● **Stated exercise**: Set down the whole listing verbatim.

** START OF Records for the task **

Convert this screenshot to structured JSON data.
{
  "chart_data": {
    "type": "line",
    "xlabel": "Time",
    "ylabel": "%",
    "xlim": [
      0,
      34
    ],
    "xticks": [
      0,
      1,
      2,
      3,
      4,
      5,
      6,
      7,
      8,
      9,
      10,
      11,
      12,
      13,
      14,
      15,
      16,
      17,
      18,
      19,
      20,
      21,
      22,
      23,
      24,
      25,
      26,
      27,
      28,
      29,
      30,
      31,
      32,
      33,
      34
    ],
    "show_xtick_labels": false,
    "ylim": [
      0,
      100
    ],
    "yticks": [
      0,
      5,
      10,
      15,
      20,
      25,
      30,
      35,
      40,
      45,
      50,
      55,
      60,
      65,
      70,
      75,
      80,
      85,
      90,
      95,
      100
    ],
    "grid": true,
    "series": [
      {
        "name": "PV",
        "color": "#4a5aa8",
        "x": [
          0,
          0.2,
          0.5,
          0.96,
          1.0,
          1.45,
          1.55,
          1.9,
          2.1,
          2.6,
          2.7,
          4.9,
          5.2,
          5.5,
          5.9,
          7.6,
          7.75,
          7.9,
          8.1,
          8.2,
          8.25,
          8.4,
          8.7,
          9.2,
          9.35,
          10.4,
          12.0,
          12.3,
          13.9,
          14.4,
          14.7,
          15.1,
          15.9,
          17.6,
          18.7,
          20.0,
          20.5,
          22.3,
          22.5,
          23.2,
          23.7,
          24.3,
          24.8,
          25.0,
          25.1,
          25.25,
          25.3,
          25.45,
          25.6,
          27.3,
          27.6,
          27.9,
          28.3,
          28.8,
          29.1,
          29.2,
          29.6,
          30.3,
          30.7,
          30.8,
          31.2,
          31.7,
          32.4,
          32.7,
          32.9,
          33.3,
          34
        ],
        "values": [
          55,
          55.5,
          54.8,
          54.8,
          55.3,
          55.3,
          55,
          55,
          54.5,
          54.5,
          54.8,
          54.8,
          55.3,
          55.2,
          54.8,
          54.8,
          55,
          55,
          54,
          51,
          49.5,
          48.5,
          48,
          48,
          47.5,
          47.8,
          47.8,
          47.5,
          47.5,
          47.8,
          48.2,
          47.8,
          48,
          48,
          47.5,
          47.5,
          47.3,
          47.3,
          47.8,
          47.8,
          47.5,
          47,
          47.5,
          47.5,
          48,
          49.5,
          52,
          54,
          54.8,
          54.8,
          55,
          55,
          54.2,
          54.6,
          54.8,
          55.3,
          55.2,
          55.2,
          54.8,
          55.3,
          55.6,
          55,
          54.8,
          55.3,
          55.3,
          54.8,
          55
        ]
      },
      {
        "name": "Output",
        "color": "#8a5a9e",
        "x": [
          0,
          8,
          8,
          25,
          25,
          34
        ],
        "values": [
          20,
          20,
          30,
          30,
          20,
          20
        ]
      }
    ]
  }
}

** END OF Records for the task **

● **Solved exercise**:
Convert this screenshot to structured JSON data.
{
  "chart_data": {
    "type": "line",
    "xlabel": "Time",
    "ylabel": "%",
    "xlim": [
      0,
      34
    ],
    "xticks": [
      0,
      1,
      2,
      3,
      4,
      5,
      6,
      7,
      8,
      9,
      10,
      11,
      12,
      13,
      14,
      15,
      16,
      17,
      18,
      19,
      20,
      21,
      22,
      23,
      24,
      25,
      26,
      27,
      28,
      29,
      30,
      31,
      32,
      33,
      34
    ],
    "show_xtick_labels": false,
    "ylim": [
      0,
      100
    ],
    "yticks": [
      0,
      5,
      10,
      15,
      20,
      25,
      30,
      35,
      40,
      45,
      50,
      55,
      60,
      65,
      70,
      75,
      80,
      85,
      90,
      95,
      100
    ],
    "grid": true,
    "series": [
      {
        "name": "PV",
        "color": "#4a5aa8",
        "x": [
          0,
          0.2,
          0.5,
          0.96,
          1.0,
          1.45,
          1.55,
          1.9,
          2.1,
          2.6,
          2.7,
          4.9,
          5.2,
          5.5,
          5.9,
          7.6,
          7.75,
          7.9,
          8.1,
          8.2,
          8.25,
          8.4,
          8.7,
          9.2,
          9.35,
          10.4,
          12.0,
          12.3,
          13.9,
          14.4,
          14.7,
          15.1,
          15.9,
          17.6,
          18.7,
          20.0,
          20.5,
          22.3,
          22.5,
          23.2,
          23.7,
          24.3,
          24.8,
          25.0,
          25.1,
          25.25,
          25.3,
          25.45,
          25.6,
          27.3,
          27.6,
          27.9,
          28.3,
          28.8,
          29.1,
          29.2,
          29.6,
          30.3,
          30.7,
          30.8,
          31.2,
          31.7,
          32.4,
          32.7,
          32.9,
          33.3,
          34
        ],
        "values": [
          55,
          55.5,
          54.8,
          54.8,
          55.3,
          55.3,
          55,
          55,
          54.5,
          54.5,
          54.8,
          54.8,
          55.3,
          55.2,
          54.8,
          54.8,
          55,
          55,
          54,
          51,
          49.5,
          48.5,
          48,
          48,
          47.5,
          47.8,
          47.8,
          47.5,
          47.5,
          47.8,
          48.2,
          47.8,
          48,
          48,
          47.5,
          47.5,
          47.3,
          47.3,
          47.8,
          47.8,
          47.5,
          47,
          47.5,
          47.5,
          48,
          49.5,
          52,
          54,
          54.8,
          54.8,
          55,
          55,
          54.2,
          54.6,
          54.8,
          55.3,
          55.2,
          55.2,
          54.8,
          55.3,
          55.6,
          55,
          54.8,
          55.3,
          55.3,
          54.8,
          55
        ]
      },
      {
        "name": "Output",
        "color": "#8a5a9e",
        "x": [
          0,
          8,
          8,
          25,
          25,
          34
        ],
        "values": [
          20,
          20,
          30,
          30,
          20,
          20
        ]
      }
    ]
  }
}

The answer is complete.